-- START OF Listed records --

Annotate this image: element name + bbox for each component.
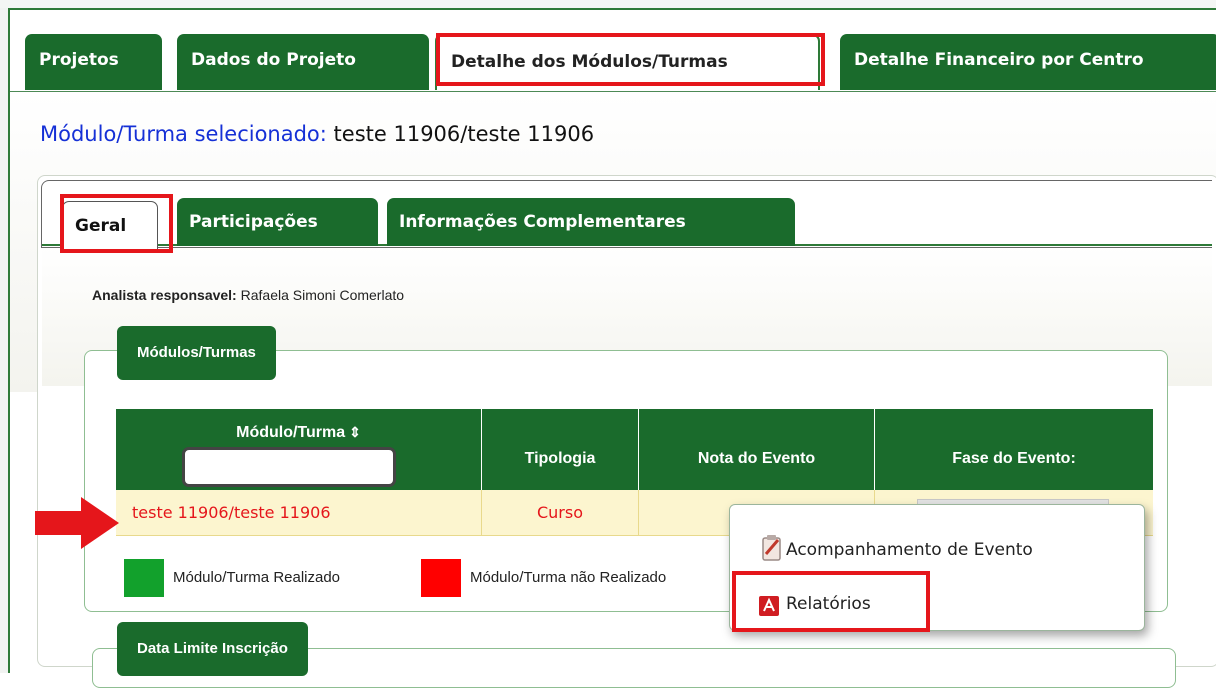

-- END OF Listed records --
-- START OF Listed records --

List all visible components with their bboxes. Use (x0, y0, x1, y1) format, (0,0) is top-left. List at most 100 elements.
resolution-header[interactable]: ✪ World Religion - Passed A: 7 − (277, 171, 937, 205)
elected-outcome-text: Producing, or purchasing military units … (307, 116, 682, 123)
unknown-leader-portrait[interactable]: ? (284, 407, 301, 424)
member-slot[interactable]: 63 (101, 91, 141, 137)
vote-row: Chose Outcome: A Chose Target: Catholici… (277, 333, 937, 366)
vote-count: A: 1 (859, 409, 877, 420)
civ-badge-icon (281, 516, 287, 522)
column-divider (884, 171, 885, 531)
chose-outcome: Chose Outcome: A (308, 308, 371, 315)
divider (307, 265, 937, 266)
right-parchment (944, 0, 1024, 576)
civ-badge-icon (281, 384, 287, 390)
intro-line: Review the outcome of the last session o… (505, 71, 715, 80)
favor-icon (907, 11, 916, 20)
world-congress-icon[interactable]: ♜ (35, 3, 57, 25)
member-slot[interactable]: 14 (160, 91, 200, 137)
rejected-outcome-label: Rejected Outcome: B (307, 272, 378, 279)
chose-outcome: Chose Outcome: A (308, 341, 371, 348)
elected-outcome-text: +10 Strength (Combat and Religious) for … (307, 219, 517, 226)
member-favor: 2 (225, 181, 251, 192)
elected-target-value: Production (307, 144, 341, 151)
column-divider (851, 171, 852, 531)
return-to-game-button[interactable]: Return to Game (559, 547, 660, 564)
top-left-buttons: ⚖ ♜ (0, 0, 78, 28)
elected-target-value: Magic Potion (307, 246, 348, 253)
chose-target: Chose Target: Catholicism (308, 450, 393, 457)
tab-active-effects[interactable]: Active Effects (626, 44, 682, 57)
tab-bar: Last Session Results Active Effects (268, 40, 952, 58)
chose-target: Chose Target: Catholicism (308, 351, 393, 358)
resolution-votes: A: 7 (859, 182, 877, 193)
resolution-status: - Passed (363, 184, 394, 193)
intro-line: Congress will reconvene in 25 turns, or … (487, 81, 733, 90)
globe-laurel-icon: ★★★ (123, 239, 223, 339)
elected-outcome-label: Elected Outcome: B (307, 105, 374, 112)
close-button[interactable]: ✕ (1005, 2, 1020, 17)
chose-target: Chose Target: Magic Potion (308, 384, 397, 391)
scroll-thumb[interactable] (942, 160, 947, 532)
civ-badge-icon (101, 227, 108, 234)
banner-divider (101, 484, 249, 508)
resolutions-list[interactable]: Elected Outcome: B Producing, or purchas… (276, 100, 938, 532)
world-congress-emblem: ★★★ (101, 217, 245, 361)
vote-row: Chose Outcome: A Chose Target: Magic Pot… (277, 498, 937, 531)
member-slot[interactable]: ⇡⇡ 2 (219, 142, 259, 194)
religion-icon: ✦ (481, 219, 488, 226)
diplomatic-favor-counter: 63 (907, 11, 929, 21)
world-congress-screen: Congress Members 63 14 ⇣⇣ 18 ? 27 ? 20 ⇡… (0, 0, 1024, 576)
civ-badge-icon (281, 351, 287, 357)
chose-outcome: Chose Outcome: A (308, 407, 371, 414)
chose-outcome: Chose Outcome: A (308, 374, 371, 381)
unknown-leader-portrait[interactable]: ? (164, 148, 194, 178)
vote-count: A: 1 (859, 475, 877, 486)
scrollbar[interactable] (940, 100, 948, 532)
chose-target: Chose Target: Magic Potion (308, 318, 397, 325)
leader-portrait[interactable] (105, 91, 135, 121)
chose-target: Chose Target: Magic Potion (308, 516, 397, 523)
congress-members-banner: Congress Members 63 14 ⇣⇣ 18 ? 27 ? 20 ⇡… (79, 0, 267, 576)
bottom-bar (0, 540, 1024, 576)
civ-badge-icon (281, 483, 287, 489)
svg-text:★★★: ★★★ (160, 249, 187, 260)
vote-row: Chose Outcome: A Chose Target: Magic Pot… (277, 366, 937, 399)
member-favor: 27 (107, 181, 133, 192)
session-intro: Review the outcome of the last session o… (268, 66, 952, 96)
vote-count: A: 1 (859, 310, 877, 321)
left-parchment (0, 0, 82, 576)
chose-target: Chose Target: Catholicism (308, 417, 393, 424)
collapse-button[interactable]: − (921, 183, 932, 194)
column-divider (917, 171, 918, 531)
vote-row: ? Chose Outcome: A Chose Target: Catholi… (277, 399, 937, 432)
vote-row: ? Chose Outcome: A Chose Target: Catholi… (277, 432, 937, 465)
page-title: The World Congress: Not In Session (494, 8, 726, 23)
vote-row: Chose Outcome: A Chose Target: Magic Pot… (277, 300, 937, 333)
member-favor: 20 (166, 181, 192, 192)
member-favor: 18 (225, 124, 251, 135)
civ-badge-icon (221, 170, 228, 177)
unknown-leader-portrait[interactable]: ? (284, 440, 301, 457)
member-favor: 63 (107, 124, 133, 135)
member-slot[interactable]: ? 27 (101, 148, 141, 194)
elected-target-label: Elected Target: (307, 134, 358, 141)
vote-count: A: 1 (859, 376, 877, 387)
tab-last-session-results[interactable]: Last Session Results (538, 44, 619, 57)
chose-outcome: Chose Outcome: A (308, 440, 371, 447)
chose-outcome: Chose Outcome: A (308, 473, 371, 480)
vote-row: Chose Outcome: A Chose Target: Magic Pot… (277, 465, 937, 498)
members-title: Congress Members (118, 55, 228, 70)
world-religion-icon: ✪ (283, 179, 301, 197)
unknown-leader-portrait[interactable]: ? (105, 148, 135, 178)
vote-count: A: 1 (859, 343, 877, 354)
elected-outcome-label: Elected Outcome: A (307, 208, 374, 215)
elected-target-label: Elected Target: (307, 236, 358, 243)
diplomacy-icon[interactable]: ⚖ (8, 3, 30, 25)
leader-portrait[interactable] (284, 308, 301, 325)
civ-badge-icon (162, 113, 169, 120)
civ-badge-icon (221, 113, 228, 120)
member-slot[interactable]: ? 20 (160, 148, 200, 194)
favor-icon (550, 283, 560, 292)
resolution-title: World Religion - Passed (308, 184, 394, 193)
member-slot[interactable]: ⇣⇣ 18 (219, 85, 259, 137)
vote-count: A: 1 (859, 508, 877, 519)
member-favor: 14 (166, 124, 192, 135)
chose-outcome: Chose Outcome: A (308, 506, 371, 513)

-- END OF Listed records --
-- START OF Listed records --

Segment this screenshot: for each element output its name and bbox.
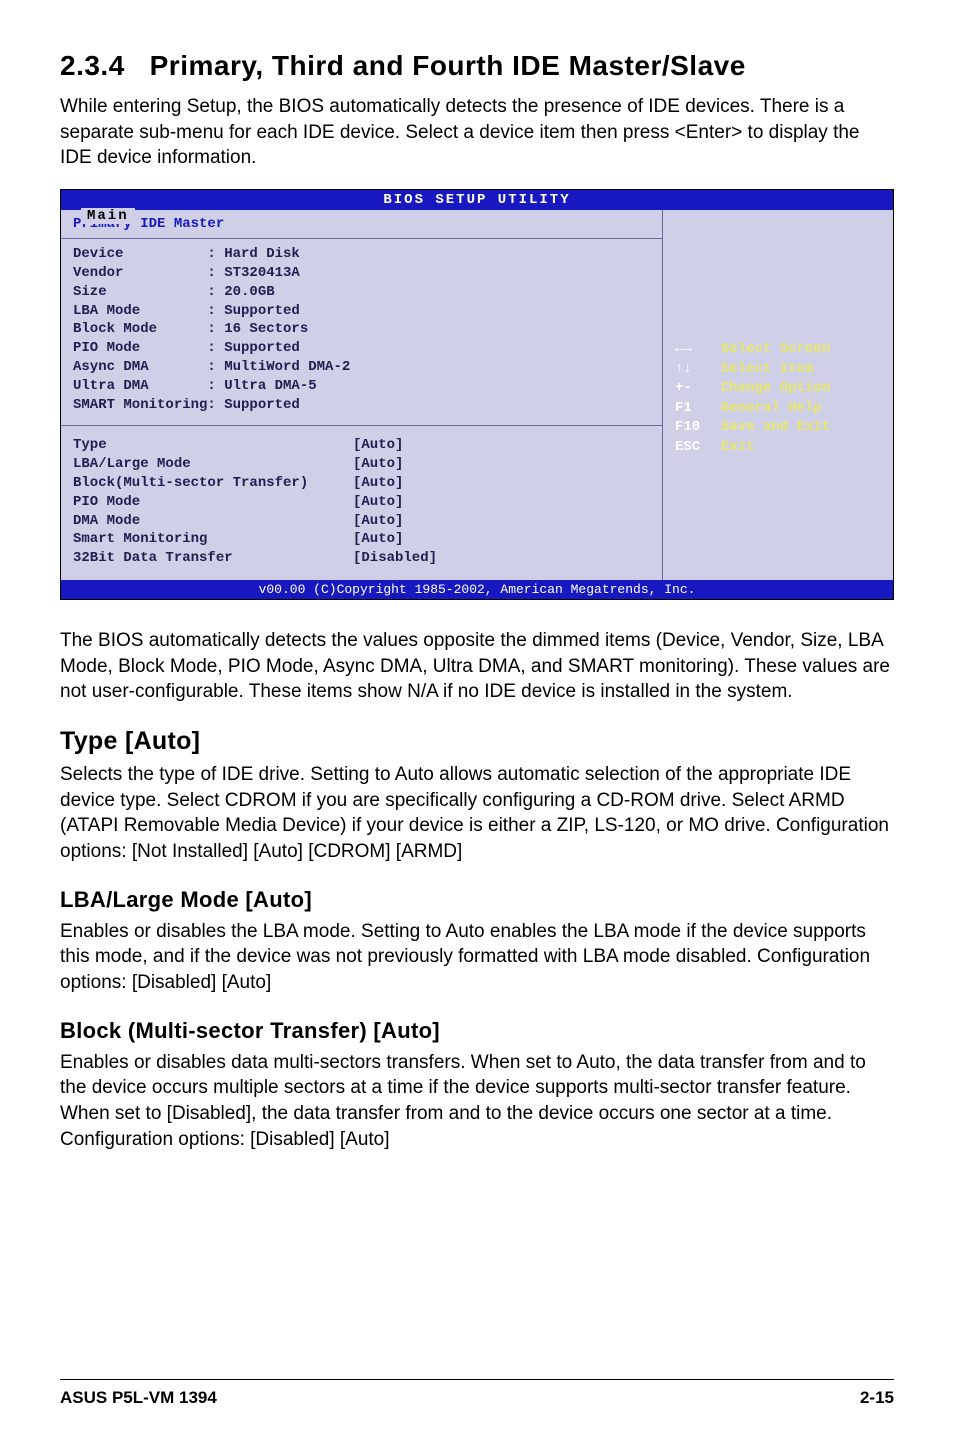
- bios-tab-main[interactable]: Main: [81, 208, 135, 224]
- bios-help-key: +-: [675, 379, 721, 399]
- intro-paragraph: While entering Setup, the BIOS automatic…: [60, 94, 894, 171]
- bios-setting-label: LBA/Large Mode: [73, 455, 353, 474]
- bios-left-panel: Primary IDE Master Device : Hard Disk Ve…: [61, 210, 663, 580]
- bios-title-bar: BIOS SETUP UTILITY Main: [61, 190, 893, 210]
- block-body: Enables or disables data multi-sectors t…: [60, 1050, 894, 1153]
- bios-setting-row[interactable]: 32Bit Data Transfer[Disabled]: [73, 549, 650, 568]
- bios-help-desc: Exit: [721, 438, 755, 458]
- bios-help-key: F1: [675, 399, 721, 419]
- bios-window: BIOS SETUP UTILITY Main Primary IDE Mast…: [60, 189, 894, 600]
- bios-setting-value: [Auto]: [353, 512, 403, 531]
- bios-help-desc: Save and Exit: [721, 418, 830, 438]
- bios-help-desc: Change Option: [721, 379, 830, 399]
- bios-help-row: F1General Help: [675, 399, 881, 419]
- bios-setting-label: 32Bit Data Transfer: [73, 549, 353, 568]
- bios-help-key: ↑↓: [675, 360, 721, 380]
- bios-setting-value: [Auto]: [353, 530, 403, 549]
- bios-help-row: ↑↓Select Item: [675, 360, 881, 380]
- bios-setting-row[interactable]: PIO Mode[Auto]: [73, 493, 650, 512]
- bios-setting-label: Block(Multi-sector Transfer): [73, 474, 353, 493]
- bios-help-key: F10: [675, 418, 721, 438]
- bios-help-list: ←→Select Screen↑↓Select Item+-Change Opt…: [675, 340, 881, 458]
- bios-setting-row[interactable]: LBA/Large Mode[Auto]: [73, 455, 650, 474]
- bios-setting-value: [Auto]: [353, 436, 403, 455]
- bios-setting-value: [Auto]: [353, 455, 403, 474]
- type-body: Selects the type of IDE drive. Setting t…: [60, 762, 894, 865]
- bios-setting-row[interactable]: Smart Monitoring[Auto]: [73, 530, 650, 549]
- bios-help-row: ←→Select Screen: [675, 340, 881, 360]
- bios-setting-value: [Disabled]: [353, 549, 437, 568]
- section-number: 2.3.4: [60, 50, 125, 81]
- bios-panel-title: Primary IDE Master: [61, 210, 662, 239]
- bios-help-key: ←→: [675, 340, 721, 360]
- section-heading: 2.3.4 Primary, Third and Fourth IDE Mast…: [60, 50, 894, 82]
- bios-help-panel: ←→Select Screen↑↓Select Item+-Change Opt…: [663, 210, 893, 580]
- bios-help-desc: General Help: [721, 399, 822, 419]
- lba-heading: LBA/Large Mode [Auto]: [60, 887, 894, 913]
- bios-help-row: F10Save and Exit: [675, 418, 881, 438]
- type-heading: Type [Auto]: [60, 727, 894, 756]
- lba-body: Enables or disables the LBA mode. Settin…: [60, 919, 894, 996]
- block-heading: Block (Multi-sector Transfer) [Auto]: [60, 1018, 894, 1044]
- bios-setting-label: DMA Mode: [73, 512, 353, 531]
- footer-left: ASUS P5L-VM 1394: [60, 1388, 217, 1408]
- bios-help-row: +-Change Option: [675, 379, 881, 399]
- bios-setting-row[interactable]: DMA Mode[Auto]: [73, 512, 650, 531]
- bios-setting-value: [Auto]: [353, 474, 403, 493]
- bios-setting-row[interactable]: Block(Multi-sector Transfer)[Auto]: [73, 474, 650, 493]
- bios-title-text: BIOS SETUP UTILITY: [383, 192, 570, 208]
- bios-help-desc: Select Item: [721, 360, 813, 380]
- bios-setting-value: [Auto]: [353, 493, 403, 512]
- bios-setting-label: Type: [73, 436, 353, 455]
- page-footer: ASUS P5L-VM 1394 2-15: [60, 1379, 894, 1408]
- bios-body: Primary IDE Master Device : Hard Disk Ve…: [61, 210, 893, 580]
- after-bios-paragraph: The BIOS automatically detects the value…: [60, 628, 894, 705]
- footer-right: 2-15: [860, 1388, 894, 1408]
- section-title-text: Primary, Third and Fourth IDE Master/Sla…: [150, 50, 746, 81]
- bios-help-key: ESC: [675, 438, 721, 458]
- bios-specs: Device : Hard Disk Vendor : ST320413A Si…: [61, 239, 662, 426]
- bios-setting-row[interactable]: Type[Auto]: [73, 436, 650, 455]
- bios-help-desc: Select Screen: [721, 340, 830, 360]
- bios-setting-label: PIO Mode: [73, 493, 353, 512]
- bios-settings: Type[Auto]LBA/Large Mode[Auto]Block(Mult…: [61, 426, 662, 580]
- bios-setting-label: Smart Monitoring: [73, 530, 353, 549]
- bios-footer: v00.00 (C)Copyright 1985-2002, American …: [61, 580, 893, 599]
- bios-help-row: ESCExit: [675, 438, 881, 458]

-- END OF Listed records --

**What is needed:** Please edit the lines starting at the one containing "List all visible" and ending at the one containing "member-slot[interactable]: 63 (101, 91, 141, 137)", replacing "Producing" with "Building" and leaving everything else unchanged. Return only those lines.

**Reply:**
List all visible components with their bboxes. Use (x0, y0, x1, y1) format, (0,0) is top-left. List at most 100 elements.
resolution-header[interactable]: ✪ World Religion - Passed A: 7 − (277, 171, 937, 205)
elected-outcome-text: Building, or purchasing military units … (307, 116, 682, 123)
unknown-leader-portrait[interactable]: ? (284, 407, 301, 424)
member-slot[interactable]: 63 (101, 91, 141, 137)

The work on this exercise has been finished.